REQUIREMENT: In the material below, find every line with "الذى" and pull it out.

** BEGIN **

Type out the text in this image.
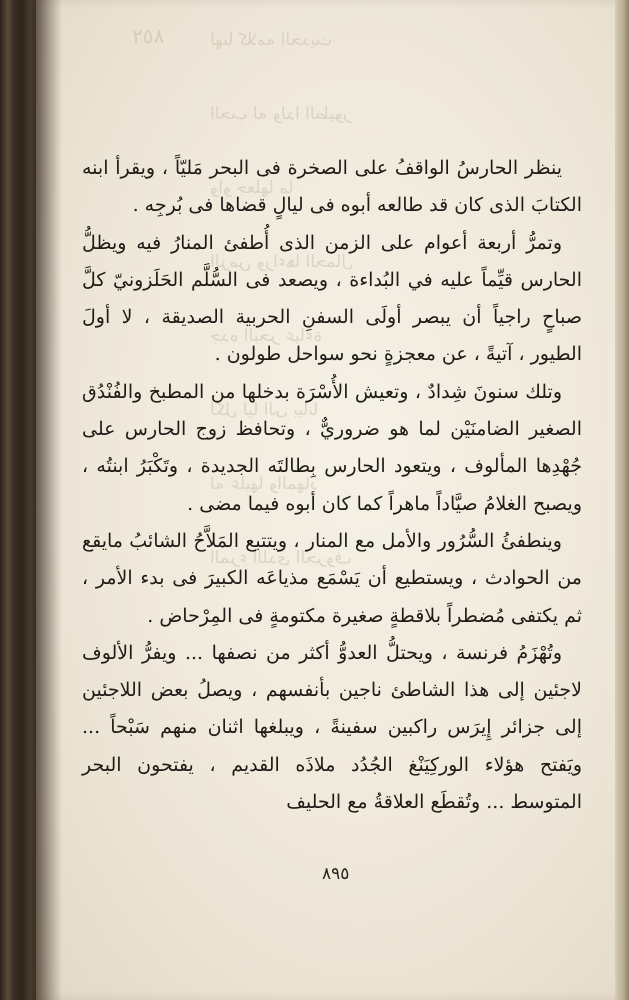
لهنا كلامه الحديث
الحب له ولدا الطيور
واو جعلها ما
الزمن وراءها الحمال
جده البحر عباءة
لكل ليا الى بيانا
له عليها والمهاد
المرء اللدى الحروف
٢٥٨

ينظر الحارسُ الواقفُ على الصخرة فى البحر مَليّاً ، ويقرأ ابنه الكتابَ الذى كان قد طالعه أبوه فى ليالٍ قضاها فى بُرجِه .

وتمرُّ أربعة أعوام على الزمن الذى أُطفئ المنارُ فيه ويظلُّ الحارس قيِّماً عليه في البُداءة ، ويصعد فى السُّلَّم الحَلَزونيّ كلَّ صباحٍ راجياً أن يبصر أولَى السفنِ الحربية الصديقة ، لا أولَ الطيور ، آتيةً ، عن معجزةٍ نحو سواحل طولون .

وتلك سنونَ شِدادٌ ، وتعيش الأُسْرَة بدخلها من المطبخ والفُنْدُق الصغير الضامنَيْن لما هو ضروريٌّ ، وتحافظ زوج الحارس على جُهْدِها المألوف ، ويتعود الحارس بِطالتَه الجديدة ، وتَكْبَرُ ابنتُه ، ويصبح الغلامُ صيَّاداً ماهراً كما كان أبوه فيما مضى .

وينطفئُ السُّرُور والأمل مع المنار ، ويتتبع المَلاَّحُ الشائبُ مايقع من الحوادث ، ويستطيع أن يَسْمَع مذياعَه الكبيرَ فى بدء الأمر ، ثم يكتفى مُضطراً بلاقطةٍ صغيرة مكتومةٍ فى المِرْحاض .

وتُهْزَمُ فرنسة ، ويحتلُّ العدوُّ أكثر من نصفها ... ويفرُّ الألوف لاجئين إلى هذا الشاطئ ناجين بأنفسهم ، ويصلُ بعض اللاجئين إلى جزائر إِيرَس راكبين سفينةً ، ويبلغها اثنان منهم سَبْحاً ... ويَفتح هؤلاء الوركِيَنْغ الجُدُد ملاذَه القديم ، يفتحون البحر المتوسط ... وتُقطَع العلاقةُ مع الحليف

٨٩٥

** END **

TASK RESULT:
ينظر الحارسُ الواقفُ على الصخرة فى البحر مَليّاً ، ويقرأ ابنه الكتابَ الذى كان قد طالعه أبوه فى ليالٍ قضاها فى بُرجِه .
وتمرُّ أربعة أعوام على الزمن الذى أُطفئ المنارُ فيه ويظلُّ الحارس قيِّماً عليه في البُداءة ، ويصعد فى السُّلَّم الحَلَزونيّ كلَّ صباحٍ راجياً أن يبصر أولَى السفنِ الحربية الصديقة ، لا أولَ الطيور ، آتيةً ، عن معجزةٍ نحو سواحل طولون .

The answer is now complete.